» **Requirement**
Copy the lines below verbatim, but only from the line containing "Read this page and output its text content." through the end of the data.

» **Dataset extract**

* * * *

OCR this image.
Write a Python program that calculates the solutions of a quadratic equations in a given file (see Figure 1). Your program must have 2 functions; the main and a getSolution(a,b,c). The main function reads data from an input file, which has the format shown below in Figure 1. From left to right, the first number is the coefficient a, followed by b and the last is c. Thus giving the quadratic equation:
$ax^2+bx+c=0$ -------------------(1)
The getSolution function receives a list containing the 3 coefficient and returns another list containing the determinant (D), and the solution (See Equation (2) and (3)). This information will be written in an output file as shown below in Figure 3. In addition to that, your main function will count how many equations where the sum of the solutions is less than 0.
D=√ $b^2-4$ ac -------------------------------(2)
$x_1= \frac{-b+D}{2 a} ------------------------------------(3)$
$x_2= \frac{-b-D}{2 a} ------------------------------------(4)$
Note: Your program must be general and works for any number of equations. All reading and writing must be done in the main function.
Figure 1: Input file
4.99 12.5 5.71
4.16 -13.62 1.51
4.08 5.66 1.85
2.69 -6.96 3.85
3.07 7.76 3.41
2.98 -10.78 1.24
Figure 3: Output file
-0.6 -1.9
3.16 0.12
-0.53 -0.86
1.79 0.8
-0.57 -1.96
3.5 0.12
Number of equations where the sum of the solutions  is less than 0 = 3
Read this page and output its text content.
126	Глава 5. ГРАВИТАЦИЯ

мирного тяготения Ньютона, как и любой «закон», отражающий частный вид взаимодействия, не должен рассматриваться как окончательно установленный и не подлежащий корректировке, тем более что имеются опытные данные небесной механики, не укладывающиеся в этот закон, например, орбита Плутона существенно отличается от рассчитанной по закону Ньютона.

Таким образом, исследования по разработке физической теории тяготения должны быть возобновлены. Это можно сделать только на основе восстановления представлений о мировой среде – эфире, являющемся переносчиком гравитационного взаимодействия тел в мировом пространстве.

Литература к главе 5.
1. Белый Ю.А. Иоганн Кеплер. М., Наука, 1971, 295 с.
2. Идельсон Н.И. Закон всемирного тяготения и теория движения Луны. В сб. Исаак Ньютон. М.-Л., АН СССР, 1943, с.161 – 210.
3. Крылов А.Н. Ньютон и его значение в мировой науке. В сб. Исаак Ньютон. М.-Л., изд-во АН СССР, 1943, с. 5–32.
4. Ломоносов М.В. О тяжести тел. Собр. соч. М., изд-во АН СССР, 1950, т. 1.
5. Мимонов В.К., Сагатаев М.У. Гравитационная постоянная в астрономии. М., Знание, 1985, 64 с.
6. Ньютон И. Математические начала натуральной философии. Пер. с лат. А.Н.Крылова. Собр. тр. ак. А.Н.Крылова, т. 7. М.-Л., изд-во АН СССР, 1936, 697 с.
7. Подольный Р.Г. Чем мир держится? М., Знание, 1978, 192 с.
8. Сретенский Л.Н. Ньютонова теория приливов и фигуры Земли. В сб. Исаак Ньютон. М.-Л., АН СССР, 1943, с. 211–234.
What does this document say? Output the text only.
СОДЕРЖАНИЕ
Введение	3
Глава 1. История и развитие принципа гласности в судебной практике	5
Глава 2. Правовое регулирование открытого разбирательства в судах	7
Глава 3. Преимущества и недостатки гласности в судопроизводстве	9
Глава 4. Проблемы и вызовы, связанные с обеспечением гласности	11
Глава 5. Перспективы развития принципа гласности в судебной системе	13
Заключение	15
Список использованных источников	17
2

* * * *

» **Result for this exercise**
Read this page and output its text content.
126	Глава 5. ГРАВИТАЦИЯ

мирного тяготения Ньютона, как и любой «закон», отражающий частный вид взаимодействия, не должен рассматриваться как окончательно установленный и не подлежащий корректировке, тем более что имеются опытные данные небесной механики, не укладывающиеся в этот закон, например, орбита Плутона существенно отличается от рассчитанной по закону Ньютона.

Таким образом, исследования по разработке физической теории тяготения должны быть возобновлены. Это можно сделать только на основе восстановления представлений о мировой среде – эфире, являющемся переносчиком гравитационного взаимодействия тел в мировом пространстве.

Литература к главе 5.
1. Белый Ю.А. Иоганн Кеплер. М., Наука, 1971, 295 с.
2. Идельсон Н.И. Закон всемирного тяготения и теория движения Луны. В сб. Исаак Ньютон. М.-Л., АН СССР, 1943, с.161 – 210.
3. Крылов А.Н. Ньютон и его значение в мировой науке. В сб. Исаак Ньютон. М.-Л., изд-во АН СССР, 1943, с. 5–32.
4. Ломоносов М.В. О тяжести тел. Собр. соч. М., изд-во АН СССР, 1950, т. 1.
5. Мимонов В.К., Сагатаев М.У. Гравитационная постоянная в астрономии. М., Знание, 1985, 64 с.
6. Ньютон И. Математические начала натуральной философии. Пер. с лат. А.Н.Крылова. Собр. тр. ак. А.Н.Крылова, т. 7. М.-Л., изд-во АН СССР, 1936, 697 с.
7. Подольный Р.Г. Чем мир держится? М., Знание, 1978, 192 с.
8. Сретенский Л.Н. Ньютонова теория приливов и фигуры Земли. В сб. Исаак Ньютон. М.-Л., АН СССР, 1943, с. 211–234.
What does this document say? Output the text only.
СОДЕРЖАНИЕ
Введение	3
Глава 1. История и развитие принципа гласности в судебной практике	5
Глава 2. Правовое регулирование открытого разбирательства в судах	7
Глава 3. Преимущества и недостатки гласности в судопроизводстве	9
Глава 4. Проблемы и вызовы, связанные с обеспечением гласности	11
Глава 5. Перспективы развития принципа гласности в судебной системе	13
Заключение	15
Список использованных источников	17
2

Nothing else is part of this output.